-- Problem details --
In the material below, count the lines with the word "instrument" and state that number only.
** start Information shown **
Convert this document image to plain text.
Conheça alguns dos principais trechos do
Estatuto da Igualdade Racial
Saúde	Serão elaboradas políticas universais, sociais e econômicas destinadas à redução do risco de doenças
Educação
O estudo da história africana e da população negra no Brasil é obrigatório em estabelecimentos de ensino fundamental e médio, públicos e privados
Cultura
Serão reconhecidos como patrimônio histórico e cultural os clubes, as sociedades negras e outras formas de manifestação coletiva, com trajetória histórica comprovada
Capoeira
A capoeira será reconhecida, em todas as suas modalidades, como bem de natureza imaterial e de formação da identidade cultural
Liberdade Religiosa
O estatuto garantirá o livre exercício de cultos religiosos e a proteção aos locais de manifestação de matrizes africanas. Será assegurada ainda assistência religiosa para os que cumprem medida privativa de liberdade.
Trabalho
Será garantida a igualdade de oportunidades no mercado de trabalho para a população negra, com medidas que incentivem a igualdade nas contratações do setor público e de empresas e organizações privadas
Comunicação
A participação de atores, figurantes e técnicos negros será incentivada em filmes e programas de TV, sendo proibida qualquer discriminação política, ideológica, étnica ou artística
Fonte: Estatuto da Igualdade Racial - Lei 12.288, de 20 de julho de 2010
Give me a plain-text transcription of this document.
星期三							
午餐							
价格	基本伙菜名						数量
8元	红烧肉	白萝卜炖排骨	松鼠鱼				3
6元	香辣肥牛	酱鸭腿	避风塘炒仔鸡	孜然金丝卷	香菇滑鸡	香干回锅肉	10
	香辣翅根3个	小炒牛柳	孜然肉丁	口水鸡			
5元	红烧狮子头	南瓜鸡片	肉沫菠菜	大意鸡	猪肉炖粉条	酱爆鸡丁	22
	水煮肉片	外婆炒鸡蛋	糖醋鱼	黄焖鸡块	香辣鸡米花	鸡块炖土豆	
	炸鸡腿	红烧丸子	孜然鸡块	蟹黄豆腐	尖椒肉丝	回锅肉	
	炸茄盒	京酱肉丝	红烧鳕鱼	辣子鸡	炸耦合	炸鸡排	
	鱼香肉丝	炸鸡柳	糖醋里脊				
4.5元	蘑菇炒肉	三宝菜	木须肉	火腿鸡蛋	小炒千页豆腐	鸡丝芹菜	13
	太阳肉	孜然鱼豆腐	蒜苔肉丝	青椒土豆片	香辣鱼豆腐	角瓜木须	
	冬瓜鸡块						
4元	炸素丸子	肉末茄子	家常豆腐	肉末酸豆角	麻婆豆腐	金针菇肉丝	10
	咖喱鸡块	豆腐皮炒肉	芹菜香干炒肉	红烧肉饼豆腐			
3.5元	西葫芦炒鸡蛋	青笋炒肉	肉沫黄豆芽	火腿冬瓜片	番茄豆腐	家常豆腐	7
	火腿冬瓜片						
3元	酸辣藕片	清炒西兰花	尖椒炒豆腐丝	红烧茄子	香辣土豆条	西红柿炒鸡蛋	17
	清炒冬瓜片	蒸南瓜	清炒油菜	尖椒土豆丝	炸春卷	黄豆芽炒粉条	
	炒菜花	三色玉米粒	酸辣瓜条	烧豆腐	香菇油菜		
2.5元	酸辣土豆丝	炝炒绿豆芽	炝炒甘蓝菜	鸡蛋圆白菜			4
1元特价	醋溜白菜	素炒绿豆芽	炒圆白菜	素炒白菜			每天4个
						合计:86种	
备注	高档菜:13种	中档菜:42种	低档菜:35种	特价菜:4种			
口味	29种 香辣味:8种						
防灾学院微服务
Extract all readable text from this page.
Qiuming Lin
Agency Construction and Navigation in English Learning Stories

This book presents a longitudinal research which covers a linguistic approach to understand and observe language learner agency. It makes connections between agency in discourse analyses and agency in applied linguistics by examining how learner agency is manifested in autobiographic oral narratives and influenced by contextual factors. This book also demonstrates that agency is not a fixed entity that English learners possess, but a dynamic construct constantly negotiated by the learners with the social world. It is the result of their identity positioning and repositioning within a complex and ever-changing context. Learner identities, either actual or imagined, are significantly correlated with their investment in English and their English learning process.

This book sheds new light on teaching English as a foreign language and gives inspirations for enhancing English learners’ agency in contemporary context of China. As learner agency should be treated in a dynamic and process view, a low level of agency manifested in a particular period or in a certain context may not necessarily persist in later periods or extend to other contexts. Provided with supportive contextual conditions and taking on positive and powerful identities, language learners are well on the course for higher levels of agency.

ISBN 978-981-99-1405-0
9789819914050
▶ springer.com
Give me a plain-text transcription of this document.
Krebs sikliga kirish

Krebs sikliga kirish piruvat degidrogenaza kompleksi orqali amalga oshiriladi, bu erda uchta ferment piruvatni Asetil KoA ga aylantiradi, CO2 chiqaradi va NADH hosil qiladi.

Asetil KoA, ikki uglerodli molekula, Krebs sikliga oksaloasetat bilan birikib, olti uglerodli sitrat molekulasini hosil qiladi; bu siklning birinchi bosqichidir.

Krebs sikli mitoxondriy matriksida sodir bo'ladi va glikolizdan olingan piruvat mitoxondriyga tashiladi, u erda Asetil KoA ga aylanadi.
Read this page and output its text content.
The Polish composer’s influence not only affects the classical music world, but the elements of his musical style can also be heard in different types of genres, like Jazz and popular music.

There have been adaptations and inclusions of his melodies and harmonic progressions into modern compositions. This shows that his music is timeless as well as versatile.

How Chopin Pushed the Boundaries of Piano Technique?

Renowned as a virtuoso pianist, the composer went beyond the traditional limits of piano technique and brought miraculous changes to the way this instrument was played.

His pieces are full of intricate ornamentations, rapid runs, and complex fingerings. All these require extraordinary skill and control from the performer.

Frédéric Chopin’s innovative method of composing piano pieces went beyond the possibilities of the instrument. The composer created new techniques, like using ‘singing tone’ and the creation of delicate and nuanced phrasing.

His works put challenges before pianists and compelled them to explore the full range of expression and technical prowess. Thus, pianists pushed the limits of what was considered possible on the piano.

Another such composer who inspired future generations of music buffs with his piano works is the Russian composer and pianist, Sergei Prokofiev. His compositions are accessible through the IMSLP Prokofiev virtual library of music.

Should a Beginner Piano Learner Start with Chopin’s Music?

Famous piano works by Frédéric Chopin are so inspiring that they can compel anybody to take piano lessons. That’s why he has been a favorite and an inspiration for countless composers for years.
** end Information shown **
-- Solution to the exercise --
2